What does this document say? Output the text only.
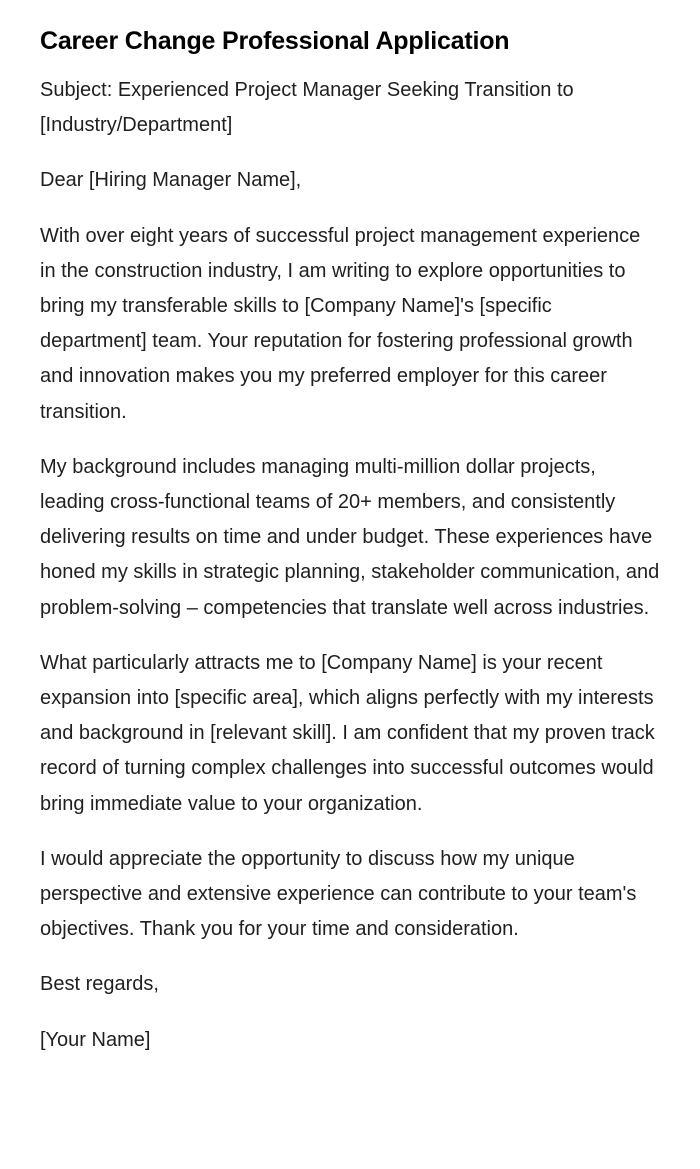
Career Change Professional Application

Subject: Experienced Project Manager Seeking Transition to [Industry/Department]

Dear [Hiring Manager Name],

With over eight years of successful project management experience in the construction industry, I am writing to explore opportunities to bring my transferable skills to [Company Name]'s [specific department] team. Your reputation for fostering professional growth and innovation makes you my preferred employer for this career transition.

My background includes managing multi-million dollar projects, leading cross-functional teams of 20+ members, and consistently delivering results on time and under budget. These experiences have honed my skills in strategic planning, stakeholder communication, and problem-solving – competencies that translate well across industries.

What particularly attracts me to [Company Name] is your recent expansion into [specific area], which aligns perfectly with my interests and background in [relevant skill]. I am confident that my proven track record of turning complex challenges into successful outcomes would bring immediate value to your organization.

I would appreciate the opportunity to discuss how my unique perspective and extensive experience can contribute to your team's objectives. Thank you for your time and consideration.

Best regards,

[Your Name]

—————

> [What the exercise asks]:
From the listing, copy every line where the string "time" appears.

> [Response]:
My background includes managing multi-million dollar projects, leading cross-functional teams of 20+ members, and consistently delivering results on time and under budget. These experiences have honed my skills in strategic planning, stakeholder communication, and problem-solving – competencies that translate well across industries.
I would appreciate the opportunity to discuss how my unique perspective and extensive experience can contribute to your team's objectives. Thank you for your time and consideration.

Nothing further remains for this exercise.